- **YOUR INSTRUCTIONS**
Would it be possible to quote, exactly and in full, the lines from the one with "Read all visible content and emit it as JSON." through the end of the entries below?

——

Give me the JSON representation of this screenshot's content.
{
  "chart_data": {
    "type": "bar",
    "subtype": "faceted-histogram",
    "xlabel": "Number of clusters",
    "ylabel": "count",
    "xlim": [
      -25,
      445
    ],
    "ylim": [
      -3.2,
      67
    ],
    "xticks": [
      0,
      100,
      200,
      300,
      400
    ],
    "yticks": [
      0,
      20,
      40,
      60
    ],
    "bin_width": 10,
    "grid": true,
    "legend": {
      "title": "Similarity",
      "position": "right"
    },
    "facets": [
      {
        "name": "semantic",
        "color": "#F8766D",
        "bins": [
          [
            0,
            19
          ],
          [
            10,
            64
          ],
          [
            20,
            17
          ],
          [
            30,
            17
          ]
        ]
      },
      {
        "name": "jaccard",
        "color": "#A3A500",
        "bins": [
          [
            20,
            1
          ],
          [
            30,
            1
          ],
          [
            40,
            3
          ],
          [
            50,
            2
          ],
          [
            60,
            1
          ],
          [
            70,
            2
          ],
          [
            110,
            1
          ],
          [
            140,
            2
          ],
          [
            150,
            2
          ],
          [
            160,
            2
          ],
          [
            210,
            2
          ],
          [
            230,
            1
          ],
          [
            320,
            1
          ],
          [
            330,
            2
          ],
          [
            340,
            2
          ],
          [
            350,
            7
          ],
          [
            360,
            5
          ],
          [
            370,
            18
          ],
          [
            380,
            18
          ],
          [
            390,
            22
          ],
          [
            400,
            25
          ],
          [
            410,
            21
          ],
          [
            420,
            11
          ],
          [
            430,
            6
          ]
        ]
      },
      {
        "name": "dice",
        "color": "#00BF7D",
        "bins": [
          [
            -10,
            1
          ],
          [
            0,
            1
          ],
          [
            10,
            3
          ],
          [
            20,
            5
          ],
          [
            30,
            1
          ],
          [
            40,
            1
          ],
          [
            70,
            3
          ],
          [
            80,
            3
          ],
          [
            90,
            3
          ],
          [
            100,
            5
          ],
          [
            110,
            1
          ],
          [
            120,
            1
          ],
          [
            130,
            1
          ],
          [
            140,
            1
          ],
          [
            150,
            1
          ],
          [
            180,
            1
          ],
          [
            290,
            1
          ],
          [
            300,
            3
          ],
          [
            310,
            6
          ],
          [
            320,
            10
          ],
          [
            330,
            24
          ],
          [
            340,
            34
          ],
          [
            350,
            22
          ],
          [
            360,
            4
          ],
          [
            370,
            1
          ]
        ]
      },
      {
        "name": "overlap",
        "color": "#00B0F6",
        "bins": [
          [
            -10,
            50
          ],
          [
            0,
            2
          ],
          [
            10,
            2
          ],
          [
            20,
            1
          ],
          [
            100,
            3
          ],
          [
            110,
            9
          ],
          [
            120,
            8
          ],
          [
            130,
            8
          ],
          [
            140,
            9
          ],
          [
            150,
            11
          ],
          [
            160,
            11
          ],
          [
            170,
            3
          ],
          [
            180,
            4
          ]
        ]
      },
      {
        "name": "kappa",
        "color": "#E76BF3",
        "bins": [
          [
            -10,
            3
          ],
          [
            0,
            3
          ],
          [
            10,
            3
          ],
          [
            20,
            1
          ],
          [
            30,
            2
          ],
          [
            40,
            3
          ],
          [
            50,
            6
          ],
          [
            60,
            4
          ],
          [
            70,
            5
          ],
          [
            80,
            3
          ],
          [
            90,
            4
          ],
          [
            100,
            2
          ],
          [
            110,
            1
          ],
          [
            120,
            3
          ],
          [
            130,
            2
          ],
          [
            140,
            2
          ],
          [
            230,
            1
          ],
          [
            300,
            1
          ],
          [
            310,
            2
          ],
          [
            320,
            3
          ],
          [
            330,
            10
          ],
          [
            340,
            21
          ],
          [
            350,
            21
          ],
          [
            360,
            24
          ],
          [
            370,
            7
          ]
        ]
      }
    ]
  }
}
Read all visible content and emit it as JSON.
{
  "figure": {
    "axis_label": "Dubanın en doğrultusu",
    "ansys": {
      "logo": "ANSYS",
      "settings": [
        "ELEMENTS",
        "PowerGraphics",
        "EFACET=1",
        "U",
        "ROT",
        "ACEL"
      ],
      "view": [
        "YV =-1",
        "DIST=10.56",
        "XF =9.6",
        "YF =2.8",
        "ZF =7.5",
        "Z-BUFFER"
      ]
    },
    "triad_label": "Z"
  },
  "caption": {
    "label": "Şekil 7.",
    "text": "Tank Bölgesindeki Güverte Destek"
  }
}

——

- **WORKED ANSWER**
Read all visible content and emit it as JSON.
{
  "figure": {
    "axis_label": "Dubanın en doğrultusu",
    "ansys": {
      "logo": "ANSYS",
      "settings": [
        "ELEMENTS",
        "PowerGraphics",
        "EFACET=1",
        "U",
        "ROT",
        "ACEL"
      ],
      "view": [
        "YV =-1",
        "DIST=10.56",
        "XF =9.6",
        "YF =2.8",
        "ZF =7.5",
        "Z-BUFFER"
      ]
    },
    "triad_label": "Z"
  },
  "caption": {
    "label": "Şekil 7.",
    "text": "Tank Bölgesindeki Güverte Destek"
  }
}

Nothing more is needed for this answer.